### Goal 1
In the piece on Storms Isha and Jocelyn, which stretch along the Lough Shore has a poor mobile signal?
### Goal 2
What things does the piece on Storms Isha and Jocelyn say the local shopkeeper cleared from the footpath in front of the shop?
### Goal 3
Extend the piece on Storms Isha and Jocelyn past its final sentence.

### Excerpt
Storms Isha and Jocelyn had a field day last week, leaving many parts of the rural community without at least one vital service.

Our own neighbourhood was without electricity relatively briefly, but found itself without a BT landline telephone or internet access for what seemed an eternity.

The mobile signal is poor, and access is intermittent regardless of the provider at the best of times along the Lough Shore, from Stewartstown to the Blackwater River.

A stranger passing through the ‘Low Country’ might wonder what the locals are up to as, mobile in hand, arm outstretched, they walk along slowly with intent, as if some new technology had been invented for water divining.

The joys of rural dwelling! We can and do prepare for the loss of access to electricity or water.

Unlike our urban neighbours, we are reasonably proficient and practiced in driving several miles on ‘never gritted’ ice rinks with potholes lurking below the surface.

We don’t have footpaths to worry about.

I have childhood memories living ‘in the town’. The local shopkeeper took pride and responsibility for that part of the public footpath that ran along their shop front.

Be it ice, snow, dust, litter or young people taking up room perched on the sill of the shop window, the removal of whatever limited access to the shop door was on the shop’s to-do list.

The general population adopted the same approach to that part of the public footpath which ran along the front of their house.

I don’t think it was the law, or that it mattered if you owned or rented the house. It was common practice on our estate.

People just did it, and often did the neighbour’s house while they were at it. It was part of your contribution to your neighbourhood.

Perhaps we could reclaim that part of our culture and heritage with as much energy as we defend our traditional ‘right’ to don regalia of all hues, and to march up and down summer roads for the general purpose of reminding other people of who the various ‘we’ are, and who ‘they’ are not.

Anyway – back to the internet, the broadband, the Wi-Fi, the mobile mast. It is all beyond our control.

Imagine, for a moment, how instantly any of us could become isolated to our detriment, left devoid of communication with others if the phones went down, the computers went down, and stayed down for more than a week!

What if you lost communication with everybody you knew and couldn’t walk to meet them, or catch a bus, or drive a car?

Element and region listings
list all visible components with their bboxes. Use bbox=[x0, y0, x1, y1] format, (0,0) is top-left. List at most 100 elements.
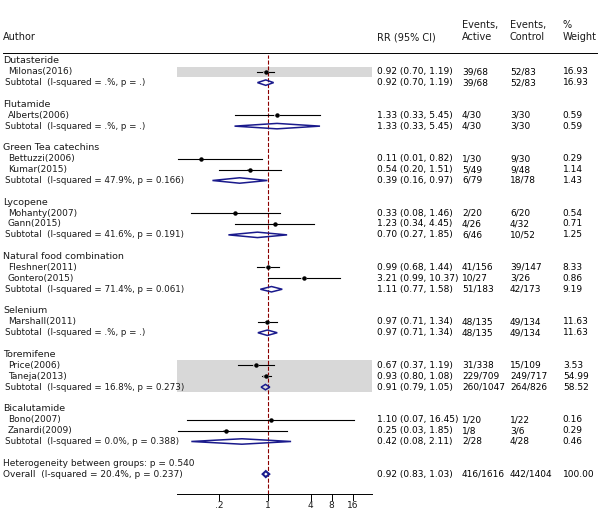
Text: Marshall(2011): Marshall(2011) bbox=[8, 317, 76, 326]
FancyBboxPatch shape bbox=[265, 267, 271, 268]
Text: 16.93: 16.93 bbox=[563, 78, 589, 87]
FancyBboxPatch shape bbox=[247, 169, 253, 170]
Text: 0.70 (0.27, 1.85): 0.70 (0.27, 1.85) bbox=[377, 230, 452, 239]
Text: Subtotal  (I-squared = .%, p = .): Subtotal (I-squared = .%, p = .) bbox=[5, 121, 145, 130]
Text: 3.21 (0.99, 10.37): 3.21 (0.99, 10.37) bbox=[377, 274, 458, 283]
Text: 39/68: 39/68 bbox=[462, 67, 488, 76]
Text: 6/20: 6/20 bbox=[510, 209, 530, 218]
Text: 0.67 (0.37, 1.19): 0.67 (0.37, 1.19) bbox=[377, 361, 452, 370]
Text: 0.29: 0.29 bbox=[563, 426, 583, 435]
Text: 1/30: 1/30 bbox=[462, 154, 482, 163]
Text: 0.71: 0.71 bbox=[563, 220, 583, 229]
Text: 4/28: 4/28 bbox=[510, 437, 530, 446]
Text: 0.54 (0.20, 1.51): 0.54 (0.20, 1.51) bbox=[377, 165, 452, 174]
Text: Fleshner(2011): Fleshner(2011) bbox=[8, 263, 77, 272]
Text: 10/52: 10/52 bbox=[510, 230, 536, 239]
Text: 8.33: 8.33 bbox=[563, 263, 583, 272]
Text: 4/26: 4/26 bbox=[462, 220, 482, 229]
Text: 0.97 (0.71, 1.34): 0.97 (0.71, 1.34) bbox=[377, 328, 452, 337]
Text: Overall  (I-squared = 20.4%, p = 0.237): Overall (I-squared = 20.4%, p = 0.237) bbox=[3, 469, 183, 478]
Text: 264/826: 264/826 bbox=[510, 383, 547, 392]
Text: 260/1047: 260/1047 bbox=[462, 383, 505, 392]
Text: 16.93: 16.93 bbox=[563, 67, 589, 76]
Text: 8: 8 bbox=[329, 501, 335, 510]
Text: Subtotal  (I-squared = 71.4%, p = 0.061): Subtotal (I-squared = 71.4%, p = 0.061) bbox=[5, 285, 184, 294]
Text: 15/109: 15/109 bbox=[510, 361, 542, 370]
Text: 0.16: 0.16 bbox=[563, 415, 583, 424]
Text: Taneja(2013): Taneja(2013) bbox=[8, 372, 67, 381]
Text: 11.63: 11.63 bbox=[563, 317, 589, 326]
Text: RR (95% CI): RR (95% CI) bbox=[377, 32, 436, 42]
Text: 0.92 (0.70, 1.19): 0.92 (0.70, 1.19) bbox=[377, 67, 452, 76]
FancyBboxPatch shape bbox=[263, 71, 269, 73]
Text: %
Weight: % Weight bbox=[563, 20, 597, 42]
Text: 0.92 (0.83, 1.03): 0.92 (0.83, 1.03) bbox=[377, 469, 452, 478]
Text: 1/22: 1/22 bbox=[510, 415, 530, 424]
Text: 2/20: 2/20 bbox=[462, 209, 482, 218]
Text: Subtotal  (I-squared = .%, p = .): Subtotal (I-squared = .%, p = .) bbox=[5, 78, 145, 87]
Text: 442/1404: 442/1404 bbox=[510, 469, 553, 478]
Text: 100.00: 100.00 bbox=[563, 469, 595, 478]
Text: Toremifene: Toremifene bbox=[3, 350, 56, 359]
Text: 39/147: 39/147 bbox=[510, 263, 542, 272]
Text: 0.91 (0.79, 1.05): 0.91 (0.79, 1.05) bbox=[377, 383, 452, 392]
Text: 1.33 (0.33, 5.45): 1.33 (0.33, 5.45) bbox=[377, 111, 452, 120]
Text: Author: Author bbox=[3, 32, 36, 42]
Text: 58.52: 58.52 bbox=[563, 383, 589, 392]
Text: 9/30: 9/30 bbox=[510, 154, 530, 163]
Text: 54.99: 54.99 bbox=[563, 372, 589, 381]
Text: 48/135: 48/135 bbox=[462, 328, 494, 337]
FancyBboxPatch shape bbox=[253, 365, 259, 366]
Text: 1.33 (0.33, 5.45): 1.33 (0.33, 5.45) bbox=[377, 121, 452, 130]
Text: 31/338: 31/338 bbox=[462, 361, 494, 370]
Text: 1.25: 1.25 bbox=[563, 230, 583, 239]
Text: Alberts(2006): Alberts(2006) bbox=[8, 111, 70, 120]
Text: Subtotal  (I-squared = 0.0%, p = 0.388): Subtotal (I-squared = 0.0%, p = 0.388) bbox=[5, 437, 179, 446]
Text: 0.11 (0.01, 0.82): 0.11 (0.01, 0.82) bbox=[377, 154, 452, 163]
Text: 6/46: 6/46 bbox=[462, 230, 482, 239]
Text: Events,
Control: Events, Control bbox=[510, 20, 546, 42]
FancyBboxPatch shape bbox=[301, 278, 307, 279]
Text: Natural food combination: Natural food combination bbox=[3, 252, 124, 261]
Text: 416/1616: 416/1616 bbox=[462, 469, 505, 478]
FancyBboxPatch shape bbox=[274, 115, 280, 116]
Text: Subtotal  (I-squared = .%, p = .): Subtotal (I-squared = .%, p = .) bbox=[5, 328, 145, 337]
Text: 18/78: 18/78 bbox=[510, 176, 536, 185]
Text: 1/8: 1/8 bbox=[462, 426, 476, 435]
Text: 3/26: 3/26 bbox=[510, 274, 530, 283]
Text: 49/134: 49/134 bbox=[510, 328, 542, 337]
Text: Milonas(2016): Milonas(2016) bbox=[8, 67, 72, 76]
Text: Selenium: Selenium bbox=[3, 306, 47, 316]
Text: 0.39 (0.16, 0.97): 0.39 (0.16, 0.97) bbox=[377, 176, 452, 185]
Text: 16: 16 bbox=[347, 501, 359, 510]
Bar bbox=[177, 360, 372, 392]
Text: 41/156: 41/156 bbox=[462, 263, 494, 272]
Text: 0.92 (0.70, 1.19): 0.92 (0.70, 1.19) bbox=[377, 78, 452, 87]
Text: 10/27: 10/27 bbox=[462, 274, 488, 283]
Text: Subtotal  (I-squared = 47.9%, p = 0.166): Subtotal (I-squared = 47.9%, p = 0.166) bbox=[5, 176, 184, 185]
Text: 4/30: 4/30 bbox=[462, 111, 482, 120]
Text: 0.86: 0.86 bbox=[563, 274, 583, 283]
Text: Price(2006): Price(2006) bbox=[8, 361, 60, 370]
Text: 4: 4 bbox=[308, 501, 313, 510]
Text: 0.59: 0.59 bbox=[563, 111, 583, 120]
Text: 51/183: 51/183 bbox=[462, 285, 494, 294]
Text: 1.23 (0.34, 4.45): 1.23 (0.34, 4.45) bbox=[377, 220, 452, 229]
Text: 1.10 (0.07, 16.45): 1.10 (0.07, 16.45) bbox=[377, 415, 458, 424]
Text: 0.97 (0.71, 1.34): 0.97 (0.71, 1.34) bbox=[377, 317, 452, 326]
Text: 0.42 (0.08, 2.11): 0.42 (0.08, 2.11) bbox=[377, 437, 452, 446]
Text: 9.19: 9.19 bbox=[563, 285, 583, 294]
Text: 3/6: 3/6 bbox=[510, 426, 524, 435]
Text: 2/28: 2/28 bbox=[462, 437, 482, 446]
Text: 6/79: 6/79 bbox=[462, 176, 482, 185]
Text: 52/83: 52/83 bbox=[510, 78, 536, 87]
Text: Bono(2007): Bono(2007) bbox=[8, 415, 61, 424]
Text: Gann(2015): Gann(2015) bbox=[8, 220, 62, 229]
Text: 52/83: 52/83 bbox=[510, 67, 536, 76]
Text: Bicalutamide: Bicalutamide bbox=[3, 404, 65, 413]
Text: Gontero(2015): Gontero(2015) bbox=[8, 274, 74, 283]
Text: 1: 1 bbox=[265, 501, 271, 510]
Text: 1/20: 1/20 bbox=[462, 415, 482, 424]
Text: 0.93 (0.80, 1.08): 0.93 (0.80, 1.08) bbox=[377, 372, 452, 381]
Text: 3/30: 3/30 bbox=[510, 121, 530, 130]
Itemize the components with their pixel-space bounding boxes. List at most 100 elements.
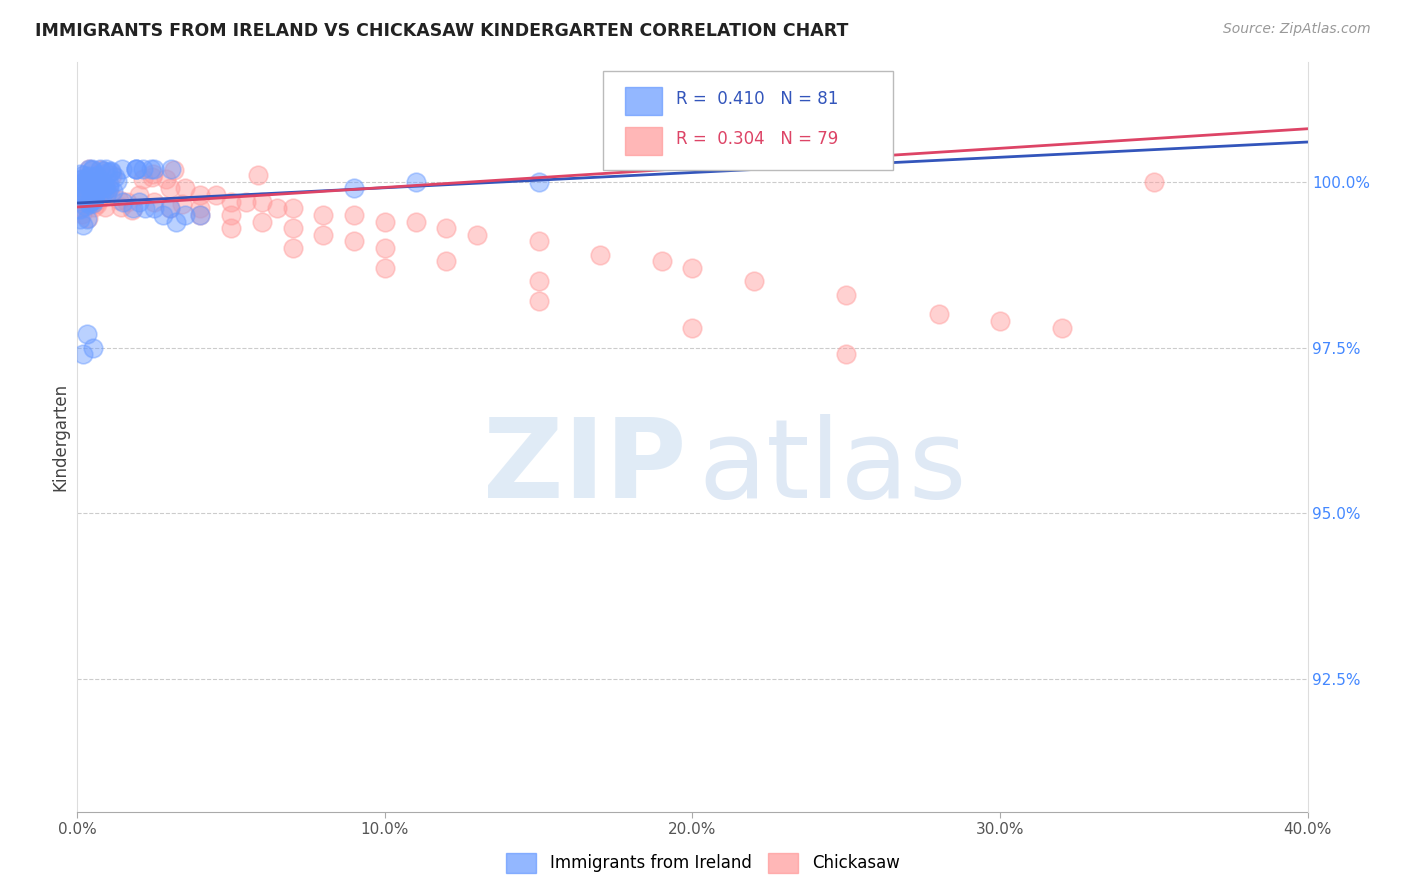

### Task result 1
From Stewartstown to the Blackwater River.

### Task result 2
Ice, snow, dust, litter, and young people perched on the sill of the shop window.

### Task result 3
How could you ask someone to help if you were short of food, or the water pipe had burst, or a tree had fallen on your house and you were trapped in it?

What if you lived in Gaza? What if all that was happening when someone was dropping 200lb bombs on your housing estate, your town, your townland?

Storm Isha and Storm Jocelyn are what the insurers call ‘Acts of God’ – unforeseen or unforeseeable, but either way beyond our control.

What is happening in Gaza is not.


I had a copy of Paul Lynch’s Booker Prize novel, ‘Prophet Song’, which I wanted to read.

It won the coveted 2023 Booker Prize and came with my daughter’s recommendation, which I might rank just as highly.

Being without internet access due to the reasons cited above, I had no access to several online engagements, and it seemed like a good opportunity to take thing easy and read the book.

The story is set in Dublin at some point in the future – how far is not clear, and is not crucial to the specifics of the story itself.

It could as easily be set in the author’s home town of Belfast.

To be fair, my daughter had distinctly used the word “grim”, adding “but worth it” when giving me her copy to read.

I will add a health warning here that ‘grim’ may be an understatement, but the book is a masterpiece.

Beautifully written, it tells the story of a woman holding her family together the very best she knows how as the fabric of her society breaks down around her.

She is not ‘an economically disadvantaged, socially deprived’ woman with ‘low educational achievement’.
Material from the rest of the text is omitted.